--- Begin ---

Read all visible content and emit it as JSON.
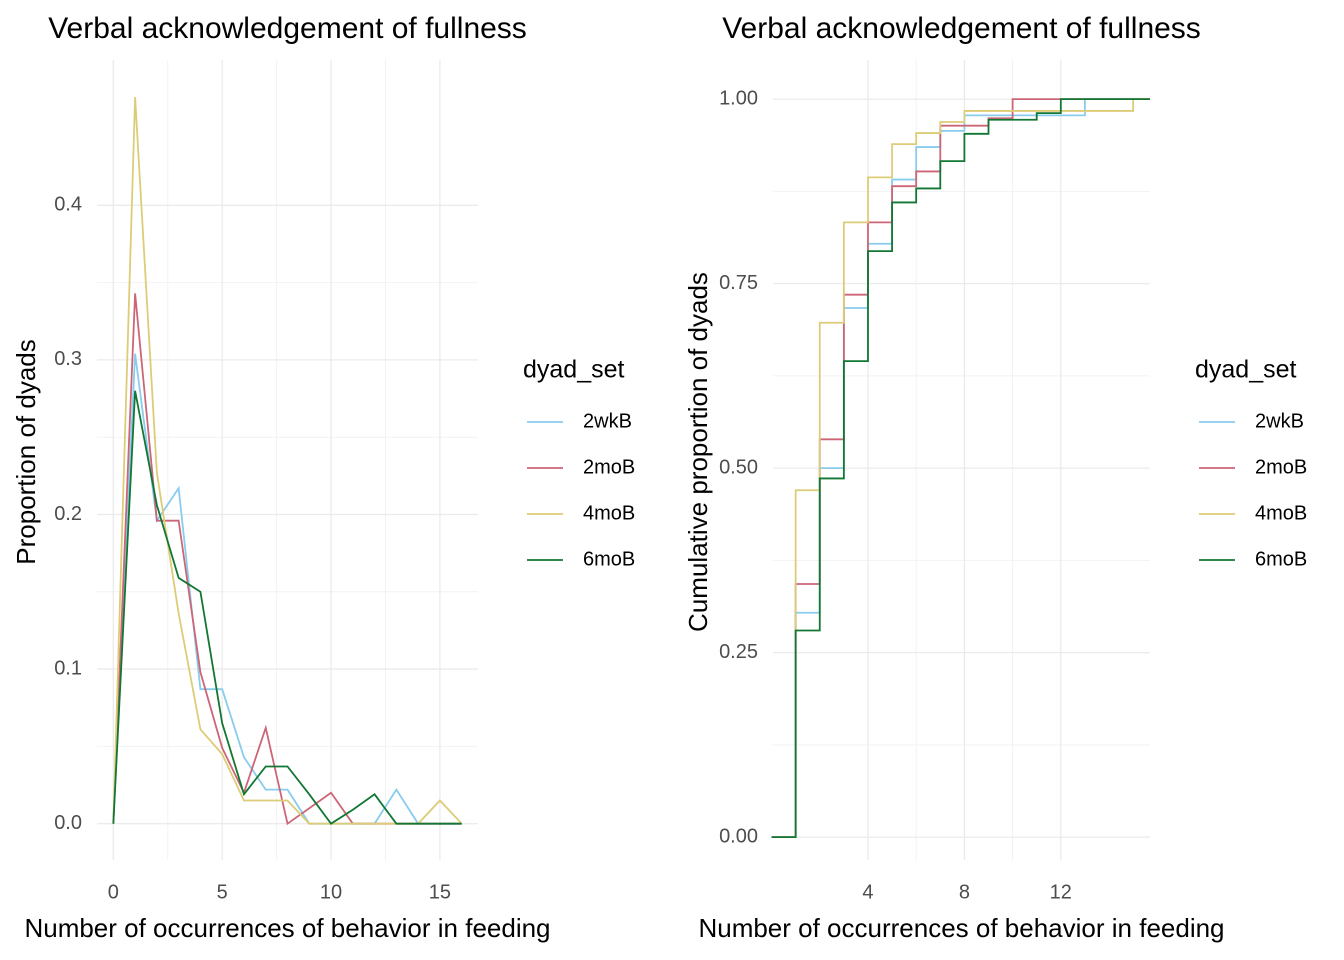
{
  "chart_data": [
    {
      "type": "line",
      "title": "Verbal acknowledgement of fullness",
      "x_label": "Number of occurrences of behavior in feeding",
      "y_label": "Proportion of dyads",
      "legend_title": "dyad_set",
      "grid": true,
      "minor_grid": true,
      "x": [
        0,
        1,
        2,
        3,
        4,
        5,
        6,
        7,
        8,
        9,
        10,
        11,
        12,
        13,
        14,
        15,
        16
      ],
      "xlim": [
        -0.75,
        16.75
      ],
      "xticks": [
        0,
        5,
        10,
        15
      ],
      "ylim": [
        -0.0235,
        0.494
      ],
      "yticks": [
        {
          "value": 0,
          "label": "0.0"
        },
        0.1,
        0.2,
        0.3,
        0.4
      ],
      "series": [
        {
          "name": "2wkB",
          "color": "#88CCEE",
          "values": [
            0,
            0.304,
            0.196,
            0.217,
            0.087,
            0.087,
            0.043,
            0.022,
            0.022,
            0,
            0,
            0,
            0,
            0.022,
            0,
            0,
            0
          ]
        },
        {
          "name": "2moB",
          "color": "#CC6677",
          "values": [
            0,
            0.343,
            0.196,
            0.196,
            0.098,
            0.049,
            0.02,
            0.062,
            0,
            0.01,
            0.02,
            0,
            0,
            0,
            0,
            0,
            0
          ]
        },
        {
          "name": "4moB",
          "color": "#DDCC77",
          "values": [
            0,
            0.47,
            0.227,
            0.136,
            0.061,
            0.045,
            0.015,
            0.015,
            0.015,
            0,
            0,
            0,
            0,
            0,
            0,
            0.015,
            0
          ]
        },
        {
          "name": "6moB",
          "color": "#117733",
          "values": [
            0,
            0.28,
            0.206,
            0.159,
            0.15,
            0.065,
            0.019,
            0.037,
            0.037,
            0.019,
            0,
            0.009,
            0.019,
            0,
            0,
            0,
            0
          ]
        }
      ]
    },
    {
      "type": "step",
      "title": "Verbal acknowledgement of fullness",
      "x_label": "Number of occurrences of behavior in feeding",
      "y_label": "Cumulative proportion of dyads",
      "legend_title": "dyad_set",
      "grid": true,
      "minor_grid": true,
      "x": [
        0,
        1,
        2,
        3,
        4,
        5,
        6,
        7,
        8,
        9,
        10,
        11,
        12,
        13,
        14,
        15
      ],
      "xlim": [
        0.06,
        15.7
      ],
      "xticks": [
        4,
        8,
        12
      ],
      "ylim": [
        -0.031,
        1.053
      ],
      "yticks": [
        {
          "value": 0,
          "label": "0.00"
        },
        {
          "value": 0.25,
          "label": "0.25"
        },
        {
          "value": 0.5,
          "label": "0.50"
        },
        {
          "value": 0.75,
          "label": "0.75"
        },
        {
          "value": 1,
          "label": "1.00"
        }
      ],
      "series": [
        {
          "name": "2wkB",
          "color": "#88CCEE",
          "values": [
            0,
            0.304,
            0.5,
            0.717,
            0.804,
            0.891,
            0.935,
            0.957,
            0.978,
            0.978,
            0.978,
            0.978,
            0.978,
            1,
            1,
            1
          ]
        },
        {
          "name": "2moB",
          "color": "#CC6677",
          "values": [
            0,
            0.343,
            0.539,
            0.735,
            0.833,
            0.882,
            0.902,
            0.964,
            0.964,
            0.974,
            1,
            1,
            1,
            1,
            1,
            1
          ]
        },
        {
          "name": "4moB",
          "color": "#DDCC77",
          "values": [
            0,
            0.47,
            0.697,
            0.833,
            0.894,
            0.939,
            0.954,
            0.969,
            0.984,
            0.984,
            0.984,
            0.984,
            0.984,
            0.984,
            0.984,
            1
          ]
        },
        {
          "name": "6moB",
          "color": "#117733",
          "values": [
            0,
            0.28,
            0.486,
            0.645,
            0.794,
            0.86,
            0.879,
            0.916,
            0.953,
            0.972,
            0.972,
            0.981,
            1,
            1,
            1,
            1
          ]
        }
      ]
    }
  ]
}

--- End ---

--- What to do ---
Every record gets retyped exactly; no picture goes into the copy.

--- Complete response ---
Read all visible content and emit it as JSON.
{
  "chart_data": [
    {
      "type": "line",
      "title": "Verbal acknowledgement of fullness",
      "x_label": "Number of occurrences of behavior in feeding",
      "y_label": "Proportion of dyads",
      "legend_title": "dyad_set",
      "grid": true,
      "minor_grid": true,
      "x": [
        0,
        1,
        2,
        3,
        4,
        5,
        6,
        7,
        8,
        9,
        10,
        11,
        12,
        13,
        14,
        15,
        16
      ],
      "xlim": [
        -0.75,
        16.75
      ],
      "xticks": [
        0,
        5,
        10,
        15
      ],
      "ylim": [
        -0.0235,
        0.494
      ],
      "yticks": [
        {
          "value": 0,
          "label": "0.0"
        },
        0.1,
        0.2,
        0.3,
        0.4
      ],
      "series": [
        {
          "name": "2wkB",
          "color": "#88CCEE",
          "values": [
            0,
            0.304,
            0.196,
            0.217,
            0.087,
            0.087,
            0.043,
            0.022,
            0.022,
            0,
            0,
            0,
            0,
            0.022,
            0,
            0,
            0
          ]
        },
        {
          "name": "2moB",
          "color": "#CC6677",
          "values": [
            0,
            0.343,
            0.196,
            0.196,
            0.098,
            0.049,
            0.02,
            0.062,
            0,
            0.01,
            0.02,
            0,
            0,
            0,
            0,
            0,
            0
          ]
        },
        {
          "name": "4moB",
          "color": "#DDCC77",
          "values": [
            0,
            0.47,
            0.227,
            0.136,
            0.061,
            0.045,
            0.015,
            0.015,
            0.015,
            0,
            0,
            0,
            0,
            0,
            0,
            0.015,
            0
          ]
        },
        {
          "name": "6moB",
          "color": "#117733",
          "values": [
            0,
            0.28,
            0.206,
            0.159,
            0.15,
            0.065,
            0.019,
            0.037,
            0.037,
            0.019,
            0,
            0.009,
            0.019,
            0,
            0,
            0,
            0
          ]
        }
      ]
    },
    {
      "type": "step",
      "title": "Verbal acknowledgement of fullness",
      "x_label": "Number of occurrences of behavior in feeding",
      "y_label": "Cumulative proportion of dyads",
      "legend_title": "dyad_set",
      "grid": true,
      "minor_grid": true,
      "x": [
        0,
        1,
        2,
        3,
        4,
        5,
        6,
        7,
        8,
        9,
        10,
        11,
        12,
        13,
        14,
        15
      ],
      "xlim": [
        0.06,
        15.7
      ],
      "xticks": [
        4,
        8,
        12
      ],
      "ylim": [
        -0.031,
        1.053
      ],
      "yticks": [
        {
          "value": 0,
          "label": "0.00"
        },
        {
          "value": 0.25,
          "label": "0.25"
        },
        {
          "value": 0.5,
          "label": "0.50"
        },
        {
          "value": 0.75,
          "label": "0.75"
        },
        {
          "value": 1,
          "label": "1.00"
        }
      ],
      "series": [
        {
          "name": "2wkB",
          "color": "#88CCEE",
          "values": [
            0,
            0.304,
            0.5,
            0.717,
            0.804,
            0.891,
            0.935,
            0.957,
            0.978,
            0.978,
            0.978,
            0.978,
            0.978,
            1,
            1,
            1
          ]
        },
        {
          "name": "2moB",
          "color": "#CC6677",
          "values": [
            0,
            0.343,
            0.539,
            0.735,
            0.833,
            0.882,
            0.902,
            0.964,
            0.964,
            0.974,
            1,
            1,
            1,
            1,
            1,
            1
          ]
        },
        {
          "name": "4moB",
          "color": "#DDCC77",
          "values": [
            0,
            0.47,
            0.697,
            0.833,
            0.894,
            0.939,
            0.954,
            0.969,
            0.984,
            0.984,
            0.984,
            0.984,
            0.984,
            0.984,
            0.984,
            1
          ]
        },
        {
          "name": "6moB",
          "color": "#117733",
          "values": [
            0,
            0.28,
            0.486,
            0.645,
            0.794,
            0.86,
            0.879,
            0.916,
            0.953,
            0.972,
            0.972,
            0.981,
            1,
            1,
            1,
            1
          ]
        }
      ]
    }
  ]
}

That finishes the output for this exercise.